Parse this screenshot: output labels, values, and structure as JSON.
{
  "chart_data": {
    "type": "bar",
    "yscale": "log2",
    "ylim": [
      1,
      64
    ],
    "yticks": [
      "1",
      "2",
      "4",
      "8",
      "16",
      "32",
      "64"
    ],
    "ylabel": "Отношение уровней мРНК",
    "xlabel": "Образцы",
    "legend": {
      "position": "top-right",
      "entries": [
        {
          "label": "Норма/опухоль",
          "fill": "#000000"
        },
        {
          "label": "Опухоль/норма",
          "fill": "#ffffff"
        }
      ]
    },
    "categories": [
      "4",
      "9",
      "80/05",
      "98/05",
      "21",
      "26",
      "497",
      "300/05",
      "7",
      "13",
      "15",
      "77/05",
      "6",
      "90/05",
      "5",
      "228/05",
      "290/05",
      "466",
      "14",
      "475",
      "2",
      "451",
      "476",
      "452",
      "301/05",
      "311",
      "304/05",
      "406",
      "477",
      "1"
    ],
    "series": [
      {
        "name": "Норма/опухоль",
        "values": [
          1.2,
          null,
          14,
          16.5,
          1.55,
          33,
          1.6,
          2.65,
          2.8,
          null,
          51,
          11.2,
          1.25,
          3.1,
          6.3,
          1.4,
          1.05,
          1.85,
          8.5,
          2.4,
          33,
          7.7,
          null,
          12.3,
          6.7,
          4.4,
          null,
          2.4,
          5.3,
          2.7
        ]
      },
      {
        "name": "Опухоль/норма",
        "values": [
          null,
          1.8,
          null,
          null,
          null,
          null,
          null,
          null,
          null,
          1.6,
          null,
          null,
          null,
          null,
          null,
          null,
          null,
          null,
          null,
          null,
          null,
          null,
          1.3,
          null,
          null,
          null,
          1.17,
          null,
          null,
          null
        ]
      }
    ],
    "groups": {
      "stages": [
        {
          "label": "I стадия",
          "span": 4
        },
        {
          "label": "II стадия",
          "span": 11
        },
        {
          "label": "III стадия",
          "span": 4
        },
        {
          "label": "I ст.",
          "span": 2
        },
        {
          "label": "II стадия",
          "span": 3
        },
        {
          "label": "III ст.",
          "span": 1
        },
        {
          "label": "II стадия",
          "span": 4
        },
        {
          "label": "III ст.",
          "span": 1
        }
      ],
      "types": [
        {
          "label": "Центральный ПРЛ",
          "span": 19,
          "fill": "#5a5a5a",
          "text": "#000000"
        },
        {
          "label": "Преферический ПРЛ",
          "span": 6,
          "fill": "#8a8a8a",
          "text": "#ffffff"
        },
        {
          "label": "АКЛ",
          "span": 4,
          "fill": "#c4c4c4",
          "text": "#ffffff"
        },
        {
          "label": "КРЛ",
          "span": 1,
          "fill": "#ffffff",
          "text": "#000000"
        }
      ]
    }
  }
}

◆ ◆ ◆ ◆ ◆

Your objective: Would you write down every record again, exactly?

Result below:
Parse this screenshot: output labels, values, and structure as JSON.
{
  "chart_data": {
    "type": "bar",
    "yscale": "log2",
    "ylim": [
      1,
      64
    ],
    "yticks": [
      "1",
      "2",
      "4",
      "8",
      "16",
      "32",
      "64"
    ],
    "ylabel": "Отношение уровней мРНК",
    "xlabel": "Образцы",
    "legend": {
      "position": "top-right",
      "entries": [
        {
          "label": "Норма/опухоль",
          "fill": "#000000"
        },
        {
          "label": "Опухоль/норма",
          "fill": "#ffffff"
        }
      ]
    },
    "categories": [
      "4",
      "9",
      "80/05",
      "98/05",
      "21",
      "26",
      "497",
      "300/05",
      "7",
      "13",
      "15",
      "77/05",
      "6",
      "90/05",
      "5",
      "228/05",
      "290/05",
      "466",
      "14",
      "475",
      "2",
      "451",
      "476",
      "452",
      "301/05",
      "311",
      "304/05",
      "406",
      "477",
      "1"
    ],
    "series": [
      {
        "name": "Норма/опухоль",
        "values": [
          1.2,
          null,
          14,
          16.5,
          1.55,
          33,
          1.6,
          2.65,
          2.8,
          null,
          51,
          11.2,
          1.25,
          3.1,
          6.3,
          1.4,
          1.05,
          1.85,
          8.5,
          2.4,
          33,
          7.7,
          null,
          12.3,
          6.7,
          4.4,
          null,
          2.4,
          5.3,
          2.7
        ]
      },
      {
        "name": "Опухоль/норма",
        "values": [
          null,
          1.8,
          null,
          null,
          null,
          null,
          null,
          null,
          null,
          1.6,
          null,
          null,
          null,
          null,
          null,
          null,
          null,
          null,
          null,
          null,
          null,
          null,
          1.3,
          null,
          null,
          null,
          1.17,
          null,
          null,
          null
        ]
      }
    ],
    "groups": {
      "stages": [
        {
          "label": "I стадия",
          "span": 4
        },
        {
          "label": "II стадия",
          "span": 11
        },
        {
          "label": "III стадия",
          "span": 4
        },
        {
          "label": "I ст.",
          "span": 2
        },
        {
          "label": "II стадия",
          "span": 3
        },
        {
          "label": "III ст.",
          "span": 1
        },
        {
          "label": "II стадия",
          "span": 4
        },
        {
          "label": "III ст.",
          "span": 1
        }
      ],
      "types": [
        {
          "label": "Центральный ПРЛ",
          "span": 19,
          "fill": "#5a5a5a",
          "text": "#000000"
        },
        {
          "label": "Преферический ПРЛ",
          "span": 6,
          "fill": "#8a8a8a",
          "text": "#ffffff"
        },
        {
          "label": "АКЛ",
          "span": 4,
          "fill": "#c4c4c4",
          "text": "#ffffff"
        },
        {
          "label": "КРЛ",
          "span": 1,
          "fill": "#ffffff",
          "text": "#000000"
        }
      ]
    }
  }
}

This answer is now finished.